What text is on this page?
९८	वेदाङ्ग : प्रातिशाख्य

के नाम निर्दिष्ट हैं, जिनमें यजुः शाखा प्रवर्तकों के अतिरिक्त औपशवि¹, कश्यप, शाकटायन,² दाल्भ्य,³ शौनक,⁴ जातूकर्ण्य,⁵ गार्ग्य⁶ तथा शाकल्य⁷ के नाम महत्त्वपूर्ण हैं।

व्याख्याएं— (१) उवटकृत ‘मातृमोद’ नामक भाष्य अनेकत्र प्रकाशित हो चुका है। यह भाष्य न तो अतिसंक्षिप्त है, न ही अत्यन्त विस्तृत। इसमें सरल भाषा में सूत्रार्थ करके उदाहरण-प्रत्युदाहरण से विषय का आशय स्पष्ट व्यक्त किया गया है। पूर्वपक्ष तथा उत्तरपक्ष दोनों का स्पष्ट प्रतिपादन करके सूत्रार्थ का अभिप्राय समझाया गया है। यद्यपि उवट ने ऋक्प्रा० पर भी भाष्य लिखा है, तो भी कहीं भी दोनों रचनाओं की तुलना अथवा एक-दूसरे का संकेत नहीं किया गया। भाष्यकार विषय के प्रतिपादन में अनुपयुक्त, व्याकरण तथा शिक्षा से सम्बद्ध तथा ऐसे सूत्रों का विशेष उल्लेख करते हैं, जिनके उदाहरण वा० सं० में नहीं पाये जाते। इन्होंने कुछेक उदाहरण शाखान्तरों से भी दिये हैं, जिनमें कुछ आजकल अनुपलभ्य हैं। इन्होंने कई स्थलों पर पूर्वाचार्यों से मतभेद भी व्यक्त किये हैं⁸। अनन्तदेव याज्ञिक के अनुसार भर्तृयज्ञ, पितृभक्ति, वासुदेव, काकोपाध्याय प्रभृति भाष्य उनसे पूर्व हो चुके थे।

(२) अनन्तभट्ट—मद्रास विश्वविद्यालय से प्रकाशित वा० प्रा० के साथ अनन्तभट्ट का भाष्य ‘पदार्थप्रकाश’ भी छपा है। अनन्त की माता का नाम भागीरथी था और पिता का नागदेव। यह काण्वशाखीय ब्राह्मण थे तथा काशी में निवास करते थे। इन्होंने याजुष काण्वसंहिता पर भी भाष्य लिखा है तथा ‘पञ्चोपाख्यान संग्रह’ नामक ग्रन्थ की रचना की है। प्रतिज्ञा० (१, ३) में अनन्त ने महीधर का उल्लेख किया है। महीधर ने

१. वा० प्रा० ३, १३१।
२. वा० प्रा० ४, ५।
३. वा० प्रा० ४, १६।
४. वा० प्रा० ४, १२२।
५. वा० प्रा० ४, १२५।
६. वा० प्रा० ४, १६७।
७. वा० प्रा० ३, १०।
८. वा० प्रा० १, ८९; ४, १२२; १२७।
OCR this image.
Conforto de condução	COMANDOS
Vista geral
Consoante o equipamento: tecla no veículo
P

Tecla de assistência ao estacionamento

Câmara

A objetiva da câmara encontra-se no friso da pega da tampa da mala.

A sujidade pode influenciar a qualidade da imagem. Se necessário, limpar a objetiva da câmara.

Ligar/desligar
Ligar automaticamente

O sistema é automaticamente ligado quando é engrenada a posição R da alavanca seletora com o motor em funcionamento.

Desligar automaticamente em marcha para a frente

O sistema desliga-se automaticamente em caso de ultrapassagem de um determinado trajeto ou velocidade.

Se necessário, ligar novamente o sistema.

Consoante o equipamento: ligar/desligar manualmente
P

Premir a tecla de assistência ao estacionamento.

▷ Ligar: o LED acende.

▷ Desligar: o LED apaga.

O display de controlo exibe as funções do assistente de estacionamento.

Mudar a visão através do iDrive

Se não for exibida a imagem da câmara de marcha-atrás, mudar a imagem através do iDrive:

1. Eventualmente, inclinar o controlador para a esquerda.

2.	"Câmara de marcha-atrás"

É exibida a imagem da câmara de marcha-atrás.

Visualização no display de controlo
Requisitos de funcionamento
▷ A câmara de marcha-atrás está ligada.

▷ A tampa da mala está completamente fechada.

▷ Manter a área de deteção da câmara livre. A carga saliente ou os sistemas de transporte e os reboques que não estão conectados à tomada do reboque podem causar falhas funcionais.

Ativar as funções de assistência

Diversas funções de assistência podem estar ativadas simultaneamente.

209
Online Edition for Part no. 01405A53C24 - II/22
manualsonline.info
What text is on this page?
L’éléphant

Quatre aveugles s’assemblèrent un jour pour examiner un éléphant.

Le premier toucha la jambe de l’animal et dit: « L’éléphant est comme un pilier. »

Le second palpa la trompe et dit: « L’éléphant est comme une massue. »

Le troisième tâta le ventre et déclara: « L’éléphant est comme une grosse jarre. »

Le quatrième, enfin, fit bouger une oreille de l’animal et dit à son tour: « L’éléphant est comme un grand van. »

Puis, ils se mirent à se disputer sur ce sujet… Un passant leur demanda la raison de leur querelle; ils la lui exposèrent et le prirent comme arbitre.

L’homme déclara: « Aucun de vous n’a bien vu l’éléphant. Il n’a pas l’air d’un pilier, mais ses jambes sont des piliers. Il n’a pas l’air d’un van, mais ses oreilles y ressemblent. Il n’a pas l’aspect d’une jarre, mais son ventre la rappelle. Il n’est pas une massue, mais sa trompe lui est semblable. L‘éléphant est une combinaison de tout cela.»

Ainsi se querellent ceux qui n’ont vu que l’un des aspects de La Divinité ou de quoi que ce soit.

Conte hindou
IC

## Exercise prompt
Every record above must be duplicated exactly.

## Solution below
What text is on this page?
९८	वेदाङ्ग : प्रातिशाख्य

के नाम निर्दिष्ट हैं, जिनमें यजुः शाखा प्रवर्तकों के अतिरिक्त औपशवि¹, कश्यप, शाकटायन,² दाल्भ्य,³ शौनक,⁴ जातूकर्ण्य,⁵ गार्ग्य⁶ तथा शाकल्य⁷ के नाम महत्त्वपूर्ण हैं।

व्याख्याएं— (१) उवटकृत ‘मातृमोद’ नामक भाष्य अनेकत्र प्रकाशित हो चुका है। यह भाष्य न तो अतिसंक्षिप्त है, न ही अत्यन्त विस्तृत। इसमें सरल भाषा में सूत्रार्थ करके उदाहरण-प्रत्युदाहरण से विषय का आशय स्पष्ट व्यक्त किया गया है। पूर्वपक्ष तथा उत्तरपक्ष दोनों का स्पष्ट प्रतिपादन करके सूत्रार्थ का अभिप्राय समझाया गया है। यद्यपि उवट ने ऋक्प्रा० पर भी भाष्य लिखा है, तो भी कहीं भी दोनों रचनाओं की तुलना अथवा एक-दूसरे का संकेत नहीं किया गया। भाष्यकार विषय के प्रतिपादन में अनुपयुक्त, व्याकरण तथा शिक्षा से सम्बद्ध तथा ऐसे सूत्रों का विशेष उल्लेख करते हैं, जिनके उदाहरण वा० सं० में नहीं पाये जाते। इन्होंने कुछेक उदाहरण शाखान्तरों से भी दिये हैं, जिनमें कुछ आजकल अनुपलभ्य हैं। इन्होंने कई स्थलों पर पूर्वाचार्यों से मतभेद भी व्यक्त किये हैं⁸। अनन्तदेव याज्ञिक के अनुसार भर्तृयज्ञ, पितृभक्ति, वासुदेव, काकोपाध्याय प्रभृति भाष्य उनसे पूर्व हो चुके थे।

(२) अनन्तभट्ट—मद्रास विश्वविद्यालय से प्रकाशित वा० प्रा० के साथ अनन्तभट्ट का भाष्य ‘पदार्थप्रकाश’ भी छपा है। अनन्त की माता का नाम भागीरथी था और पिता का नागदेव। यह काण्वशाखीय ब्राह्मण थे तथा काशी में निवास करते थे। इन्होंने याजुष काण्वसंहिता पर भी भाष्य लिखा है तथा ‘पञ्चोपाख्यान संग्रह’ नामक ग्रन्थ की रचना की है। प्रतिज्ञा० (१, ३) में अनन्त ने महीधर का उल्लेख किया है। महीधर ने

१. वा० प्रा० ३, १३१।
२. वा० प्रा० ४, ५।
३. वा० प्रा० ४, १६।
४. वा० प्रा० ४, १२२।
५. वा० प्रा० ४, १२५।
६. वा० प्रा० ४, १६७।
७. वा० प्रा० ३, १०।
८. वा० प्रा० १, ८९; ४, १२२; १२७।
OCR this image.
Conforto de condução	COMANDOS
Vista geral
Consoante o equipamento: tecla no veículo
P

Tecla de assistência ao estacionamento

Câmara

A objetiva da câmara encontra-se no friso da pega da tampa da mala.

A sujidade pode influenciar a qualidade da imagem. Se necessário, limpar a objetiva da câmara.

Ligar/desligar
Ligar automaticamente

O sistema é automaticamente ligado quando é engrenada a posição R da alavanca seletora com o motor em funcionamento.

Desligar automaticamente em marcha para a frente

O sistema desliga-se automaticamente em caso de ultrapassagem de um determinado trajeto ou velocidade.

Se necessário, ligar novamente o sistema.

Consoante o equipamento: ligar/desligar manualmente
P

Premir a tecla de assistência ao estacionamento.

▷ Ligar: o LED acende.

▷ Desligar: o LED apaga.

O display de controlo exibe as funções do assistente de estacionamento.

Mudar a visão através do iDrive

Se não for exibida a imagem da câmara de marcha-atrás, mudar a imagem através do iDrive:

1. Eventualmente, inclinar o controlador para a esquerda.

2.	"Câmara de marcha-atrás"

É exibida a imagem da câmara de marcha-atrás.

Visualização no display de controlo
Requisitos de funcionamento
▷ A câmara de marcha-atrás está ligada.

▷ A tampa da mala está completamente fechada.

▷ Manter a área de deteção da câmara livre. A carga saliente ou os sistemas de transporte e os reboques que não estão conectados à tomada do reboque podem causar falhas funcionais.

Ativar as funções de assistência

Diversas funções de assistência podem estar ativadas simultaneamente.

209
Online Edition for Part no. 01405A53C24 - II/22
manualsonline.info
What text is on this page?
L’éléphant

Quatre aveugles s’assemblèrent un jour pour examiner un éléphant.

Le premier toucha la jambe de l’animal et dit: « L’éléphant est comme un pilier. »

Le second palpa la trompe et dit: « L’éléphant est comme une massue. »

Le troisième tâta le ventre et déclara: « L’éléphant est comme une grosse jarre. »

Le quatrième, enfin, fit bouger une oreille de l’animal et dit à son tour: « L’éléphant est comme un grand van. »

Puis, ils se mirent à se disputer sur ce sujet… Un passant leur demanda la raison de leur querelle; ils la lui exposèrent et le prirent comme arbitre.

L’homme déclara: « Aucun de vous n’a bien vu l’éléphant. Il n’a pas l’air d’un pilier, mais ses jambes sont des piliers. Il n’a pas l’air d’un van, mais ses oreilles y ressemblent. Il n’a pas l’aspect d’une jarre, mais son ventre la rappelle. Il n’est pas une massue, mais sa trompe lui est semblable. L‘éléphant est une combinaison de tout cela.»

Ainsi se querellent ceux qui n’ont vu que l’un des aspects de La Divinité ou de quoi que ce soit.

Conte hindou
IC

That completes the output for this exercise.